> SHORT TASK: Only the pictures are to be left out; set down the rest of the records exactly.

· · ·

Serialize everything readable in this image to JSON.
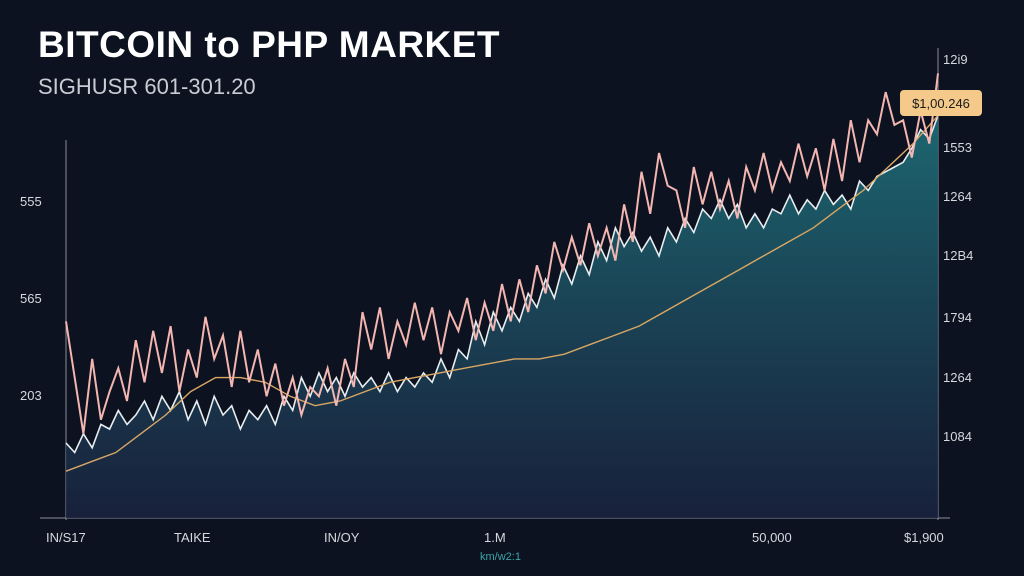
{
  "chart_data": {
    "type": "area",
    "title": "BITCOIN to PHP MARKET",
    "subtitle": "SIGHUSR 601-301.20",
    "price_tag": "$1,00.246",
    "left_ticks": [
      "555",
      "565",
      "203"
    ],
    "right_ticks": [
      "12i9",
      "1553",
      "1264",
      "12B4",
      "1794",
      "1264",
      "1084"
    ],
    "x_ticks": [
      "IN/S17",
      "TAIKE",
      "IN/OY",
      "1.M",
      "50,000",
      "$1,900"
    ],
    "x_sublabel": "km/w2:1",
    "colors": {
      "price_line": "#f3b6b0",
      "area_line": "#e8eef0",
      "moving_avg": "#d9a764",
      "area_top": "#1d6b74",
      "area_bottom": "#1a2340",
      "price_tag": "#f4c98a"
    },
    "series": [
      {
        "values": [
          0.58,
          0.7,
          0.82,
          0.66,
          0.79,
          0.73,
          0.68,
          0.75,
          0.62,
          0.71,
          0.6,
          0.69,
          0.59,
          0.73,
          0.64,
          0.7,
          0.57,
          0.66,
          0.61,
          0.72,
          0.6,
          0.71,
          0.64,
          0.74,
          0.67,
          0.76,
          0.7,
          0.78,
          0.72,
          0.74,
          0.68,
          0.76,
          0.66,
          0.72,
          0.56,
          0.64,
          0.55,
          0.66,
          0.58,
          0.63,
          0.54,
          0.62,
          0.55,
          0.65,
          0.56,
          0.6,
          0.53,
          0.62,
          0.54,
          0.6,
          0.5,
          0.58,
          0.49,
          0.56,
          0.46,
          0.52,
          0.41,
          0.47,
          0.4,
          0.46,
          0.37,
          0.44,
          0.38,
          0.45,
          0.33,
          0.41,
          0.26,
          0.35,
          0.22,
          0.29,
          0.3,
          0.38,
          0.25,
          0.33,
          0.26,
          0.34,
          0.28,
          0.36,
          0.25,
          0.3,
          0.22,
          0.3,
          0.24,
          0.28,
          0.2,
          0.27,
          0.21,
          0.3,
          0.19,
          0.28,
          0.15,
          0.24,
          0.15,
          0.18,
          0.09,
          0.16,
          0.15,
          0.23,
          0.13,
          0.2,
          0.05
        ]
      },
      {
        "values": [
          0.84,
          0.86,
          0.82,
          0.85,
          0.8,
          0.81,
          0.77,
          0.8,
          0.78,
          0.75,
          0.79,
          0.74,
          0.77,
          0.73,
          0.79,
          0.75,
          0.8,
          0.74,
          0.78,
          0.76,
          0.81,
          0.77,
          0.79,
          0.76,
          0.8,
          0.74,
          0.77,
          0.7,
          0.74,
          0.69,
          0.73,
          0.7,
          0.74,
          0.69,
          0.72,
          0.7,
          0.73,
          0.69,
          0.73,
          0.7,
          0.72,
          0.69,
          0.71,
          0.66,
          0.7,
          0.64,
          0.66,
          0.58,
          0.63,
          0.56,
          0.6,
          0.55,
          0.58,
          0.52,
          0.55,
          0.49,
          0.53,
          0.46,
          0.5,
          0.44,
          0.48,
          0.41,
          0.45,
          0.38,
          0.42,
          0.39,
          0.43,
          0.4,
          0.44,
          0.38,
          0.41,
          0.36,
          0.39,
          0.34,
          0.36,
          0.32,
          0.36,
          0.33,
          0.38,
          0.35,
          0.38,
          0.34,
          0.35,
          0.31,
          0.35,
          0.32,
          0.34,
          0.3,
          0.33,
          0.31,
          0.34,
          0.28,
          0.3,
          0.27,
          0.26,
          0.25,
          0.24,
          0.21,
          0.17,
          0.19,
          0.14
        ]
      },
      {
        "values": [
          0.9,
          0.88,
          0.86,
          0.82,
          0.78,
          0.73,
          0.7,
          0.7,
          0.71,
          0.74,
          0.76,
          0.75,
          0.73,
          0.71,
          0.7,
          0.69,
          0.68,
          0.67,
          0.66,
          0.66,
          0.65,
          0.63,
          0.61,
          0.59,
          0.56,
          0.53,
          0.5,
          0.47,
          0.44,
          0.41,
          0.38,
          0.34,
          0.3,
          0.25,
          0.2,
          0.14
        ]
      }
    ]
  }
}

· · ·

> COMPLETED TASK:
Serialize everything readable in this image to JSON.
{
  "chart_data": {
    "type": "area",
    "title": "BITCOIN to PHP MARKET",
    "subtitle": "SIGHUSR 601-301.20",
    "price_tag": "$1,00.246",
    "left_ticks": [
      "555",
      "565",
      "203"
    ],
    "right_ticks": [
      "12i9",
      "1553",
      "1264",
      "12B4",
      "1794",
      "1264",
      "1084"
    ],
    "x_ticks": [
      "IN/S17",
      "TAIKE",
      "IN/OY",
      "1.M",
      "50,000",
      "$1,900"
    ],
    "x_sublabel": "km/w2:1",
    "colors": {
      "price_line": "#f3b6b0",
      "area_line": "#e8eef0",
      "moving_avg": "#d9a764",
      "area_top": "#1d6b74",
      "area_bottom": "#1a2340",
      "price_tag": "#f4c98a"
    },
    "series": [
      {
        "values": [
          0.58,
          0.7,
          0.82,
          0.66,
          0.79,
          0.73,
          0.68,
          0.75,
          0.62,
          0.71,
          0.6,
          0.69,
          0.59,
          0.73,
          0.64,
          0.7,
          0.57,
          0.66,
          0.61,
          0.72,
          0.6,
          0.71,
          0.64,
          0.74,
          0.67,
          0.76,
          0.7,
          0.78,
          0.72,
          0.74,
          0.68,
          0.76,
          0.66,
          0.72,
          0.56,
          0.64,
          0.55,
          0.66,
          0.58,
          0.63,
          0.54,
          0.62,
          0.55,
          0.65,
          0.56,
          0.6,
          0.53,
          0.62,
          0.54,
          0.6,
          0.5,
          0.58,
          0.49,
          0.56,
          0.46,
          0.52,
          0.41,
          0.47,
          0.4,
          0.46,
          0.37,
          0.44,
          0.38,
          0.45,
          0.33,
          0.41,
          0.26,
          0.35,
          0.22,
          0.29,
          0.3,
          0.38,
          0.25,
          0.33,
          0.26,
          0.34,
          0.28,
          0.36,
          0.25,
          0.3,
          0.22,
          0.3,
          0.24,
          0.28,
          0.2,
          0.27,
          0.21,
          0.3,
          0.19,
          0.28,
          0.15,
          0.24,
          0.15,
          0.18,
          0.09,
          0.16,
          0.15,
          0.23,
          0.13,
          0.2,
          0.05
        ]
      },
      {
        "values": [
          0.84,
          0.86,
          0.82,
          0.85,
          0.8,
          0.81,
          0.77,
          0.8,
          0.78,
          0.75,
          0.79,
          0.74,
          0.77,
          0.73,
          0.79,
          0.75,
          0.8,
          0.74,
          0.78,
          0.76,
          0.81,
          0.77,
          0.79,
          0.76,
          0.8,
          0.74,
          0.77,
          0.7,
          0.74,
          0.69,
          0.73,
          0.7,
          0.74,
          0.69,
          0.72,
          0.7,
          0.73,
          0.69,
          0.73,
          0.7,
          0.72,
          0.69,
          0.71,
          0.66,
          0.7,
          0.64,
          0.66,
          0.58,
          0.63,
          0.56,
          0.6,
          0.55,
          0.58,
          0.52,
          0.55,
          0.49,
          0.53,
          0.46,
          0.5,
          0.44,
          0.48,
          0.41,
          0.45,
          0.38,
          0.42,
          0.39,
          0.43,
          0.4,
          0.44,
          0.38,
          0.41,
          0.36,
          0.39,
          0.34,
          0.36,
          0.32,
          0.36,
          0.33,
          0.38,
          0.35,
          0.38,
          0.34,
          0.35,
          0.31,
          0.35,
          0.32,
          0.34,
          0.3,
          0.33,
          0.31,
          0.34,
          0.28,
          0.3,
          0.27,
          0.26,
          0.25,
          0.24,
          0.21,
          0.17,
          0.19,
          0.14
        ]
      },
      {
        "values": [
          0.9,
          0.88,
          0.86,
          0.82,
          0.78,
          0.73,
          0.7,
          0.7,
          0.71,
          0.74,
          0.76,
          0.75,
          0.73,
          0.71,
          0.7,
          0.69,
          0.68,
          0.67,
          0.66,
          0.66,
          0.65,
          0.63,
          0.61,
          0.59,
          0.56,
          0.53,
          0.5,
          0.47,
          0.44,
          0.41,
          0.38,
          0.34,
          0.3,
          0.25,
          0.2,
          0.14
        ]
      }
    ]
  }
}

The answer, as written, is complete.